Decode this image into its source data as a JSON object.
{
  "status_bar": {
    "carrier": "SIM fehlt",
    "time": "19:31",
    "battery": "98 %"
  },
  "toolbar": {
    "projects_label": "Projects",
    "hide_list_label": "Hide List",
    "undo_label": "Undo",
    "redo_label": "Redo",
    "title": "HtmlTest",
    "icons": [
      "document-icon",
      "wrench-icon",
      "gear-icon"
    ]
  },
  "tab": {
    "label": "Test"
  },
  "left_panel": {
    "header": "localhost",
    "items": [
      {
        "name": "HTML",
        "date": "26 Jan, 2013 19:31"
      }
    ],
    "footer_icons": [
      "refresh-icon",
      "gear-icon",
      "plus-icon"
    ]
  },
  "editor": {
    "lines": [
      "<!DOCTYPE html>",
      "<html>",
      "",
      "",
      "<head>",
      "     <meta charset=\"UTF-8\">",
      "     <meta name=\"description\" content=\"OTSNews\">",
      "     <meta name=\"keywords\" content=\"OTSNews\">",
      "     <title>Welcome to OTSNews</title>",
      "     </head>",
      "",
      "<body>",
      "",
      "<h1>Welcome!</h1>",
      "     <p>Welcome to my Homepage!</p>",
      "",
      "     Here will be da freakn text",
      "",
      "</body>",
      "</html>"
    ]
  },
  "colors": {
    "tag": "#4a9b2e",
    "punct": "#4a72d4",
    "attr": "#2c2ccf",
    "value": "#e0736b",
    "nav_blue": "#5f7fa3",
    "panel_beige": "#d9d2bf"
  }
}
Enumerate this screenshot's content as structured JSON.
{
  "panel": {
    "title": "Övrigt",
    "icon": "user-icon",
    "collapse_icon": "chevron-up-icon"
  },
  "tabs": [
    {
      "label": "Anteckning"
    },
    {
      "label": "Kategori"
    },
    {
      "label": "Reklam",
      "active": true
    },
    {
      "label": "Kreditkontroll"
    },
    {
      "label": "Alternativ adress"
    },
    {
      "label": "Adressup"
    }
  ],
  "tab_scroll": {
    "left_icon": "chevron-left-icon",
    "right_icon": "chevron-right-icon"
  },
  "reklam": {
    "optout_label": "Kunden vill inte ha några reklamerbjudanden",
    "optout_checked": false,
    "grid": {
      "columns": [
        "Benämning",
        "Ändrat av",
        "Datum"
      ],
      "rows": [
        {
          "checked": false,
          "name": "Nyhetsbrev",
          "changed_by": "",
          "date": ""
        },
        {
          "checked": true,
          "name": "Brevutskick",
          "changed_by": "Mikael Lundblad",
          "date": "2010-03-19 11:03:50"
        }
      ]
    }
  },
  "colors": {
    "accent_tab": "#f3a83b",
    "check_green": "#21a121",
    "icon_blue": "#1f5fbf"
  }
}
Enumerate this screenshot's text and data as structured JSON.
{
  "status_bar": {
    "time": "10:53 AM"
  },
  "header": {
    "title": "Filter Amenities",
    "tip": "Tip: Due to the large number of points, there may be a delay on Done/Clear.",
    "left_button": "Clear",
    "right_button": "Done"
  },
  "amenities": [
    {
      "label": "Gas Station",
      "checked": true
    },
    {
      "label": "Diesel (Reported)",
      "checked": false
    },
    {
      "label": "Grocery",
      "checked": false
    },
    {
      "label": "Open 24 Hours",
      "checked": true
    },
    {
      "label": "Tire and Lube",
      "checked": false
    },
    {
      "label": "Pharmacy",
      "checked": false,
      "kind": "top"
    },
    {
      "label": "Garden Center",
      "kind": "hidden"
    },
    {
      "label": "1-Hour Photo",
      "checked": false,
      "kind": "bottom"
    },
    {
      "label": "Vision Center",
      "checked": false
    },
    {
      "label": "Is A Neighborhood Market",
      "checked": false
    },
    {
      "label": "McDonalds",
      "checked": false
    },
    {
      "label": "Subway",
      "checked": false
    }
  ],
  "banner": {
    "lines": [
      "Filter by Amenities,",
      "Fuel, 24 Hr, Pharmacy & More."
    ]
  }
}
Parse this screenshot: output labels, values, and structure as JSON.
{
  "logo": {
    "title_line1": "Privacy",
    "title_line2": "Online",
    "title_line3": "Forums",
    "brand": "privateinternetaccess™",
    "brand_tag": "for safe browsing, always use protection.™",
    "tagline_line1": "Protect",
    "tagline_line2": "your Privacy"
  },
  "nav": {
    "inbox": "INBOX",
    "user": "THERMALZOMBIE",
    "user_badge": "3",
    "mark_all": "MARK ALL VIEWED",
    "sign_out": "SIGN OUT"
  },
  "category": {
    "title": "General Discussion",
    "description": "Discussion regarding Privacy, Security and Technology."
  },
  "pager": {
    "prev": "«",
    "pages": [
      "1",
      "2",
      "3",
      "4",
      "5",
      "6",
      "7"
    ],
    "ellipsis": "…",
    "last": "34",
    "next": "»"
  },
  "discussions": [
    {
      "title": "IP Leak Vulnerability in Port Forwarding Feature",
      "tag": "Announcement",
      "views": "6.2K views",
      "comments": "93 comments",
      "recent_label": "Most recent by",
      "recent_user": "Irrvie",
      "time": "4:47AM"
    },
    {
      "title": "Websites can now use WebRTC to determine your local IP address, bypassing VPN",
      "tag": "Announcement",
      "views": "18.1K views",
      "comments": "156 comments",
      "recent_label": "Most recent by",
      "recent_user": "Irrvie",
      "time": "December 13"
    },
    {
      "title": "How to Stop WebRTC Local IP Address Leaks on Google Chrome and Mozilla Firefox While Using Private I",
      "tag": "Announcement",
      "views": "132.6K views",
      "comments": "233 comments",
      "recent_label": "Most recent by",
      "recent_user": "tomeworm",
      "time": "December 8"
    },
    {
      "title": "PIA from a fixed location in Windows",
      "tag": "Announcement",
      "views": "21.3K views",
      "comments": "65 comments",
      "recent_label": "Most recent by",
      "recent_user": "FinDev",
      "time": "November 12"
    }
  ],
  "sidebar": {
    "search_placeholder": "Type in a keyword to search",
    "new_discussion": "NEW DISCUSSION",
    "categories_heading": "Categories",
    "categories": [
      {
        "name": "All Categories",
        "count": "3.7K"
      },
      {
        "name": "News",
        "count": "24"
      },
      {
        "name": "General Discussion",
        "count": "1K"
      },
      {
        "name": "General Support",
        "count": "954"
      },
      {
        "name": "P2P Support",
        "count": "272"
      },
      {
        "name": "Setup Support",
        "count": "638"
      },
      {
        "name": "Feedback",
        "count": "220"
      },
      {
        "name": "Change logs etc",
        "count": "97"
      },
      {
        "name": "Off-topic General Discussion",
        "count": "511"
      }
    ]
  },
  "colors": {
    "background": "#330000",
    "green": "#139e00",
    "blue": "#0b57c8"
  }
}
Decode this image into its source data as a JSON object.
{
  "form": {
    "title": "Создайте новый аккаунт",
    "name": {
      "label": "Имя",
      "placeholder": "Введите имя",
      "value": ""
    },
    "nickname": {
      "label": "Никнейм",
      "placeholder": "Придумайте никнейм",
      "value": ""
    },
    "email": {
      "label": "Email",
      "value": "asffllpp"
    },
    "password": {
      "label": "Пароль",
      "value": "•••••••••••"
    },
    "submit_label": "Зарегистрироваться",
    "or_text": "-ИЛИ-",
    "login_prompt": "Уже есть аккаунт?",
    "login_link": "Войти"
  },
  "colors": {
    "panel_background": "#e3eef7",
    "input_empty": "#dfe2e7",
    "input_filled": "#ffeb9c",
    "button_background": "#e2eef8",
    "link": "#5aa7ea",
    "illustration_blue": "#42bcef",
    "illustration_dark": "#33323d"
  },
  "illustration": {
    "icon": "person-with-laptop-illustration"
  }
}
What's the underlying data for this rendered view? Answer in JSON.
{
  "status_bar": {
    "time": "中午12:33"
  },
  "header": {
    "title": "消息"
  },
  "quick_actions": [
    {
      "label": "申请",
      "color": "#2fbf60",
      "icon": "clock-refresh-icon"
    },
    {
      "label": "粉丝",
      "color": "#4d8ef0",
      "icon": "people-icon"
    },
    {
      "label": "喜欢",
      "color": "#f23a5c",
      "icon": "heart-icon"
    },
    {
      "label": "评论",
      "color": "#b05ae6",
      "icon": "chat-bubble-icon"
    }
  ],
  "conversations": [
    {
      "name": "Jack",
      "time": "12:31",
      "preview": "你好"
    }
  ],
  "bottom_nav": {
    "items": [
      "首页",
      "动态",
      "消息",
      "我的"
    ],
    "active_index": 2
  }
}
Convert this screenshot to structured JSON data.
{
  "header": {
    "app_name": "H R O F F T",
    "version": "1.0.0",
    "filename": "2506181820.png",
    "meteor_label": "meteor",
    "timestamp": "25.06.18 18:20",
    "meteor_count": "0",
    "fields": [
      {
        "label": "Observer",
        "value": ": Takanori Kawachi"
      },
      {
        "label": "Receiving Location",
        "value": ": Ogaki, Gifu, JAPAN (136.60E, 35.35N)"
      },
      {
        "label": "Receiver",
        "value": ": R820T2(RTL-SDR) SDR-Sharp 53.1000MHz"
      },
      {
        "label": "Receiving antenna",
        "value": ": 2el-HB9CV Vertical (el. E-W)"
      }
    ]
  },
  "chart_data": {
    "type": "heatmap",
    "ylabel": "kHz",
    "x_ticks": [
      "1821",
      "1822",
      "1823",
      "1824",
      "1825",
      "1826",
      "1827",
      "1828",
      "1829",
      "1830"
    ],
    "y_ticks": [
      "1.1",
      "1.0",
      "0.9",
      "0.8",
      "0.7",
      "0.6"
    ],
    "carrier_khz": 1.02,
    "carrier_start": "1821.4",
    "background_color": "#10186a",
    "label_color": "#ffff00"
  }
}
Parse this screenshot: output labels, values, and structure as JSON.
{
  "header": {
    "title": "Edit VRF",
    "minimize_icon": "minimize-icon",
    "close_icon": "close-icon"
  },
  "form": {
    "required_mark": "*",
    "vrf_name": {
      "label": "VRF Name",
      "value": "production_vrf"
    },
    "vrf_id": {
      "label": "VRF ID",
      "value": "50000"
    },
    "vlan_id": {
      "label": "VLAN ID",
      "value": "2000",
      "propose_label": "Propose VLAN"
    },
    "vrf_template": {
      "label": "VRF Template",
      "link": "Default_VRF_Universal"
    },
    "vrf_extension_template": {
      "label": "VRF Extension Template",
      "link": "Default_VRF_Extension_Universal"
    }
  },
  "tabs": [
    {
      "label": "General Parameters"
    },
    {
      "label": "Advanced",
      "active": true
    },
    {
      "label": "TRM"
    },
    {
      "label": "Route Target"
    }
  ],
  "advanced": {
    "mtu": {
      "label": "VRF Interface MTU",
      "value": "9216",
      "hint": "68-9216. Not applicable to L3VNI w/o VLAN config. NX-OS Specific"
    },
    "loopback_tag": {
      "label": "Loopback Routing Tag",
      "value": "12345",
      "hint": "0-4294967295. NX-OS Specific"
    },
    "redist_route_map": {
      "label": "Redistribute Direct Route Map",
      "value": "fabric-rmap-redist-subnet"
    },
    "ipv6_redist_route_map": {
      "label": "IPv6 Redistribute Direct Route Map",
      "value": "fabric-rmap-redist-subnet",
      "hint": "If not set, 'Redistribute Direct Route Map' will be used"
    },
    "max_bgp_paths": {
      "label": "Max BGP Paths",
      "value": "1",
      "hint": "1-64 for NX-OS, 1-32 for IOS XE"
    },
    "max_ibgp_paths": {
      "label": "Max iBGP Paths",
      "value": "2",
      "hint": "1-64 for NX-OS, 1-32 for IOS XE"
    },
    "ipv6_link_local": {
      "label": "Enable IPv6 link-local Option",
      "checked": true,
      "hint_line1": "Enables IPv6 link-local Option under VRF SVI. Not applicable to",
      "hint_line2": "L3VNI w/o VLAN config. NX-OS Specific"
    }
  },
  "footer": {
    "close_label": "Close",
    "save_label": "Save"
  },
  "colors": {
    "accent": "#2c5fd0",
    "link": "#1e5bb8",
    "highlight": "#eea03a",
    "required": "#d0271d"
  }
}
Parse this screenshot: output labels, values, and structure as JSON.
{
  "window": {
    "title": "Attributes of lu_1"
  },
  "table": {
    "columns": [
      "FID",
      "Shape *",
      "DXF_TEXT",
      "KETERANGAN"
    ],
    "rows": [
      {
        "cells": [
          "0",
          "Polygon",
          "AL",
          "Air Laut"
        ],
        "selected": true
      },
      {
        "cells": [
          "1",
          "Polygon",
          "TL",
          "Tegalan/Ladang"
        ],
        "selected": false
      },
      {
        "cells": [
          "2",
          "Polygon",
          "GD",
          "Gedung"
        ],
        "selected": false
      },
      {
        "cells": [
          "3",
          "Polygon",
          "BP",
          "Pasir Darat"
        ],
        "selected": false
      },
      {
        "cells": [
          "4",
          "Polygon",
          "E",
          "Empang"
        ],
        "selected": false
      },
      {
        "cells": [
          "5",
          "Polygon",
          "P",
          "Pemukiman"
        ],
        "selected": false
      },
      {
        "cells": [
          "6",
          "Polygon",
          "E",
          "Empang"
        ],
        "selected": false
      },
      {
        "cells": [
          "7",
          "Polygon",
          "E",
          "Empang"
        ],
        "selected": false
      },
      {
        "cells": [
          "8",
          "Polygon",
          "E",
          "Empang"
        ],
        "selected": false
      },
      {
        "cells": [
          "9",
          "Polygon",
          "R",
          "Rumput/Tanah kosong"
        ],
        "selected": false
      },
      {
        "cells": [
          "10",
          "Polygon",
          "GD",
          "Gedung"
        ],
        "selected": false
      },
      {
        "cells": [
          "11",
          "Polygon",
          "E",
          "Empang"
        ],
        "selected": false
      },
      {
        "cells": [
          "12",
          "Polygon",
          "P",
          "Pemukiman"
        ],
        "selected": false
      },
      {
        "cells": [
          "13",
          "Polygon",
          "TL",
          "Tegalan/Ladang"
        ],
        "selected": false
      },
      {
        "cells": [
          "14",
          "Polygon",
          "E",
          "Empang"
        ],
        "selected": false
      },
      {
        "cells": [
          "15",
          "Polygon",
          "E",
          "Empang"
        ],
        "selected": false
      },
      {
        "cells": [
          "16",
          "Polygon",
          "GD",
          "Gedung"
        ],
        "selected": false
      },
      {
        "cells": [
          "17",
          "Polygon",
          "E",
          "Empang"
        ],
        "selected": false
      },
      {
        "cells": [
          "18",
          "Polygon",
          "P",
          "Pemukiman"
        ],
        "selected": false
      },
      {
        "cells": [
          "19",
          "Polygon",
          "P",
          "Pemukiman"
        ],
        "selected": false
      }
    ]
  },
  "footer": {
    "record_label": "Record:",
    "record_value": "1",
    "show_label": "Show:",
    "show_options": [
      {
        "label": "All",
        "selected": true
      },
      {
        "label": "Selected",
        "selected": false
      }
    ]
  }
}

####

▶ Exercise brief: Count how many lines include the string "Direct". Nothing but the number is needed.

▶ Solution for this task: 3